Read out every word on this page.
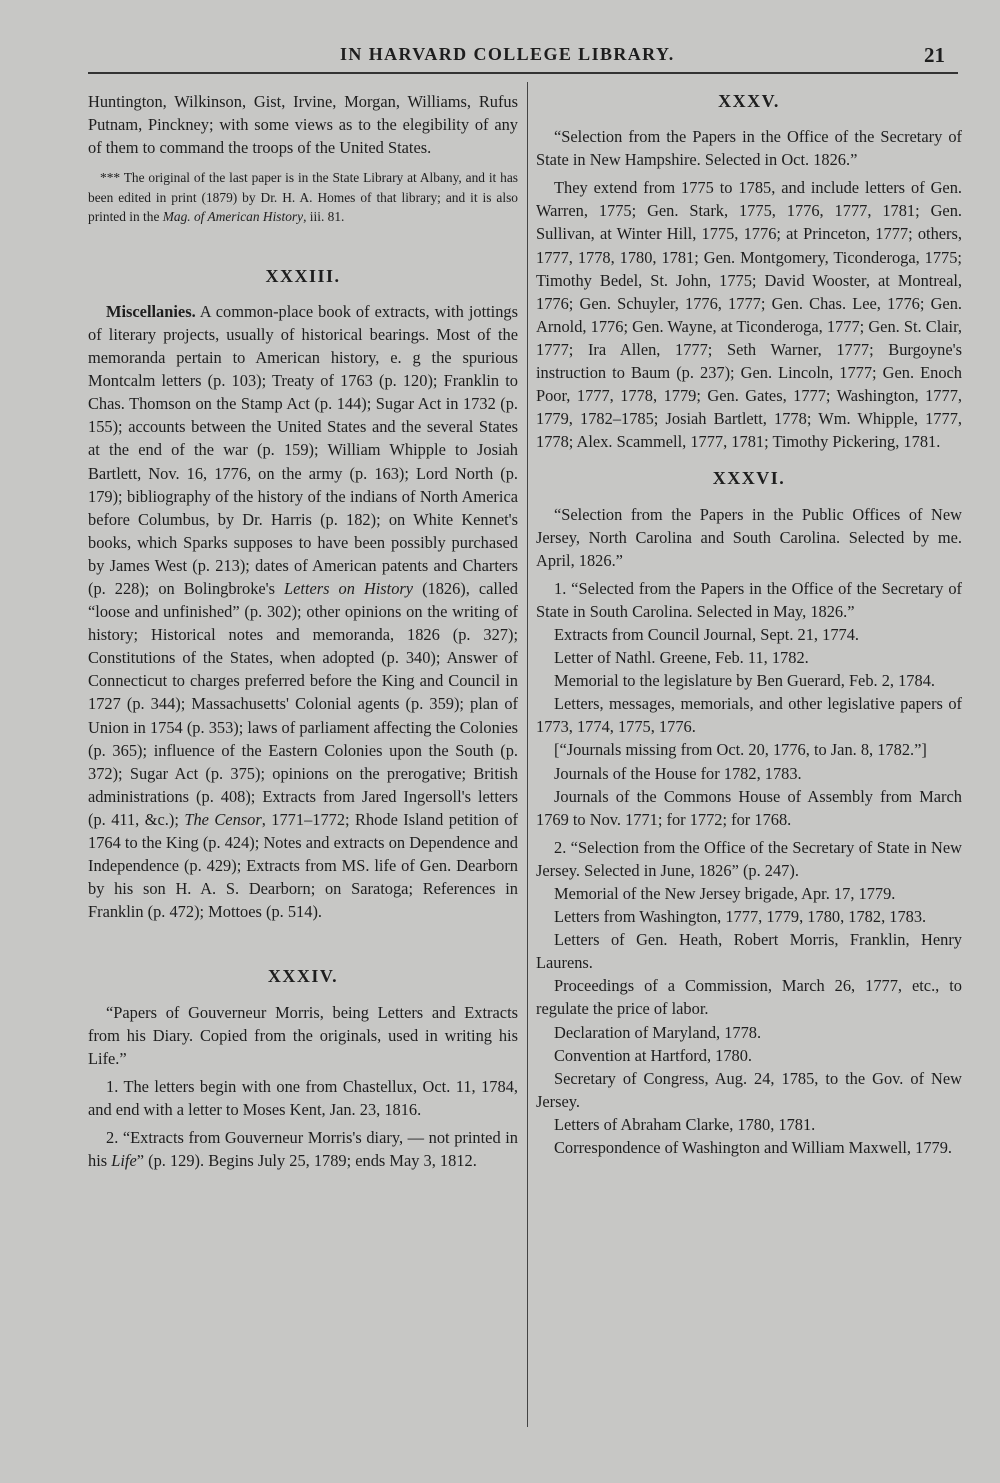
IN HARVARD COLLEGE LIBRARY.	21

Huntington, Wilkinson, Gist, Irvine, Morgan, Williams, Rufus Putnam, Pinckney; with some views as to the elegibility of any of them to command the troops of the United States.

*** The original of the last paper is in the State Library at Albany, and it has been edited in print (1879) by Dr. H. A. Homes of that library; and it is also printed in the Mag. of American History, iii. 81.

XXXIII.

Miscellanies. A common-place book of extracts, with jottings of literary projects, usually of historical bearings. Most of the memoranda pertain to American history, e. g the spurious Montcalm letters (p. 103); Treaty of 1763 (p. 120); Franklin to Chas. Thomson on the Stamp Act (p. 144); Sugar Act in 1732 (p. 155); accounts between the United States and the several States at the end of the war (p. 159); William Whipple to Josiah Bartlett, Nov. 16, 1776, on the army (p. 163); Lord North (p. 179); bibliography of the history of the indians of North America before Columbus, by Dr. Harris (p. 182); on White Kennet's books, which Sparks supposes to have been possibly purchased by James West (p. 213); dates of American patents and Charters (p. 228); on Bolingbroke's Letters on History (1826), called “loose and unfinished” (p. 302); other opinions on the writing of history; Historical notes and memoranda, 1826 (p. 327); Constitutions of the States, when adopted (p. 340); Answer of Connecticut to charges preferred before the King and Council in 1727 (p. 344); Massachusetts' Colonial agents (p. 359); plan of Union in 1754 (p. 353); laws of parliament affecting the Colonies (p. 365); influence of the Eastern Colonies upon the South (p. 372); Sugar Act (p. 375); opinions on the prerogative; British administrations (p. 408); Extracts from Jared Ingersoll's letters (p. 411, &c.); The Censor, 1771–1772; Rhode Island petition of 1764 to the King (p. 424); Notes and extracts on Dependence and Independence (p. 429); Extracts from MS. life of Gen. Dearborn by his son H. A. S. Dearborn; on Saratoga; References in Franklin (p. 472); Mottoes (p. 514).

XXXIV.

“Papers of Gouverneur Morris, being Letters and Extracts from his Diary. Copied from the originals, used in writing his Life.”

1. The letters begin with one from Chastellux, Oct. 11, 1784, and end with a letter to Moses Kent, Jan. 23, 1816.

2. “Extracts from Gouverneur Morris's diary, — not printed in his Life” (p. 129). Begins July 25, 1789; ends May 3, 1812.

XXXV.

“Selection from the Papers in the Office of the Secretary of State in New Hampshire. Selected in Oct. 1826.”

They extend from 1775 to 1785, and include letters of Gen. Warren, 1775; Gen. Stark, 1775, 1776, 1777, 1781; Gen. Sullivan, at Winter Hill, 1775, 1776; at Princeton, 1777; others, 1777, 1778, 1780, 1781; Gen. Montgomery, Ticonderoga, 1775; Timothy Bedel, St. John, 1775; David Wooster, at Montreal, 1776; Gen. Schuyler, 1776, 1777; Gen. Chas. Lee, 1776; Gen. Arnold, 1776; Gen. Wayne, at Ticonderoga, 1777; Gen. St. Clair, 1777; Ira Allen, 1777; Seth Warner, 1777; Burgoyne's instruction to Baum (p. 237); Gen. Lincoln, 1777; Gen. Enoch Poor, 1777, 1778, 1779; Gen. Gates, 1777; Washington, 1777, 1779, 1782–1785; Josiah Bartlett, 1778; Wm. Whipple, 1777, 1778; Alex. Scammell, 1777, 1781; Timothy Pickering, 1781.

XXXVI.

“Selection from the Papers in the Public Offices of New Jersey, North Carolina and South Carolina. Selected by me. April, 1826.”

1. “Selected from the Papers in the Office of the Secretary of State in South Carolina. Selected in May, 1826.”

Extracts from Council Journal, Sept. 21, 1774.

Letter of Nathl. Greene, Feb. 11, 1782.

Memorial to the legislature by Ben Guerard, Feb. 2, 1784.

Letters, messages, memorials, and other legislative papers of 1773, 1774, 1775, 1776.

[“Journals missing from Oct. 20, 1776, to Jan. 8, 1782.”]

Journals of the House for 1782, 1783.

Journals of the Commons House of Assembly from March 1769 to Nov. 1771; for 1772; for 1768.

2. “Selection from the Office of the Secretary of State in New Jersey. Selected in June, 1826” (p. 247).

Memorial of the New Jersey brigade, Apr. 17, 1779.

Letters from Washington, 1777, 1779, 1780, 1782, 1783.

Letters of Gen. Heath, Robert Morris, Franklin, Henry Laurens.

Proceedings of a Commission, March 26, 1777, etc., to regulate the price of labor.

Declaration of Maryland, 1778.

Convention at Hartford, 1780.

Secretary of Congress, Aug. 24, 1785, to the Gov. of New Jersey.

Letters of Abraham Clarke, 1780, 1781.

Correspondence of Washington and William Maxwell, 1779.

━━━━━━━━━━━━━━━━━━━━

Reproduce all the entries that precede this task, word for word, minus any pictures.

## Finished answer
Read out every word on this page.
IN HARVARD COLLEGE LIBRARY.	21

Huntington, Wilkinson, Gist, Irvine, Morgan, Williams, Rufus Putnam, Pinckney; with some views as to the elegibility of any of them to command the troops of the United States.

*** The original of the last paper is in the State Library at Albany, and it has been edited in print (1879) by Dr. H. A. Homes of that library; and it is also printed in the Mag. of American History, iii. 81.

XXXIII.

Miscellanies. A common-place book of extracts, with jottings of literary projects, usually of historical bearings. Most of the memoranda pertain to American history, e. g the spurious Montcalm letters (p. 103); Treaty of 1763 (p. 120); Franklin to Chas. Thomson on the Stamp Act (p. 144); Sugar Act in 1732 (p. 155); accounts between the United States and the several States at the end of the war (p. 159); William Whipple to Josiah Bartlett, Nov. 16, 1776, on the army (p. 163); Lord North (p. 179); bibliography of the history of the indians of North America before Columbus, by Dr. Harris (p. 182); on White Kennet's books, which Sparks supposes to have been possibly purchased by James West (p. 213); dates of American patents and Charters (p. 228); on Bolingbroke's Letters on History (1826), called “loose and unfinished” (p. 302); other opinions on the writing of history; Historical notes and memoranda, 1826 (p. 327); Constitutions of the States, when adopted (p. 340); Answer of Connecticut to charges preferred before the King and Council in 1727 (p. 344); Massachusetts' Colonial agents (p. 359); plan of Union in 1754 (p. 353); laws of parliament affecting the Colonies (p. 365); influence of the Eastern Colonies upon the South (p. 372); Sugar Act (p. 375); opinions on the prerogative; British administrations (p. 408); Extracts from Jared Ingersoll's letters (p. 411, &c.); The Censor, 1771–1772; Rhode Island petition of 1764 to the King (p. 424); Notes and extracts on Dependence and Independence (p. 429); Extracts from MS. life of Gen. Dearborn by his son H. A. S. Dearborn; on Saratoga; References in Franklin (p. 472); Mottoes (p. 514).

XXXIV.

“Papers of Gouverneur Morris, being Letters and Extracts from his Diary. Copied from the originals, used in writing his Life.”

1. The letters begin with one from Chastellux, Oct. 11, 1784, and end with a letter to Moses Kent, Jan. 23, 1816.

2. “Extracts from Gouverneur Morris's diary, — not printed in his Life” (p. 129). Begins July 25, 1789; ends May 3, 1812.

XXXV.

“Selection from the Papers in the Office of the Secretary of State in New Hampshire. Selected in Oct. 1826.”

They extend from 1775 to 1785, and include letters of Gen. Warren, 1775; Gen. Stark, 1775, 1776, 1777, 1781; Gen. Sullivan, at Winter Hill, 1775, 1776; at Princeton, 1777; others, 1777, 1778, 1780, 1781; Gen. Montgomery, Ticonderoga, 1775; Timothy Bedel, St. John, 1775; David Wooster, at Montreal, 1776; Gen. Schuyler, 1776, 1777; Gen. Chas. Lee, 1776; Gen. Arnold, 1776; Gen. Wayne, at Ticonderoga, 1777; Gen. St. Clair, 1777; Ira Allen, 1777; Seth Warner, 1777; Burgoyne's instruction to Baum (p. 237); Gen. Lincoln, 1777; Gen. Enoch Poor, 1777, 1778, 1779; Gen. Gates, 1777; Washington, 1777, 1779, 1782–1785; Josiah Bartlett, 1778; Wm. Whipple, 1777, 1778; Alex. Scammell, 1777, 1781; Timothy Pickering, 1781.

XXXVI.

“Selection from the Papers in the Public Offices of New Jersey, North Carolina and South Carolina. Selected by me. April, 1826.”

1. “Selected from the Papers in the Office of the Secretary of State in South Carolina. Selected in May, 1826.”

Extracts from Council Journal, Sept. 21, 1774.

Letter of Nathl. Greene, Feb. 11, 1782.

Memorial to the legislature by Ben Guerard, Feb. 2, 1784.

Letters, messages, memorials, and other legislative papers of 1773, 1774, 1775, 1776.

[“Journals missing from Oct. 20, 1776, to Jan. 8, 1782.”]

Journals of the House for 1782, 1783.

Journals of the Commons House of Assembly from March 1769 to Nov. 1771; for 1772; for 1768.

2. “Selection from the Office of the Secretary of State in New Jersey. Selected in June, 1826” (p. 247).

Memorial of the New Jersey brigade, Apr. 17, 1779.

Letters from Washington, 1777, 1779, 1780, 1782, 1783.

Letters of Gen. Heath, Robert Morris, Franklin, Henry Laurens.

Proceedings of a Commission, March 26, 1777, etc., to regulate the price of labor.

Declaration of Maryland, 1778.

Convention at Hartford, 1780.

Secretary of Congress, Aug. 24, 1785, to the Gov. of New Jersey.

Letters of Abraham Clarke, 1780, 1781.

Correspondence of Washington and William Maxwell, 1779.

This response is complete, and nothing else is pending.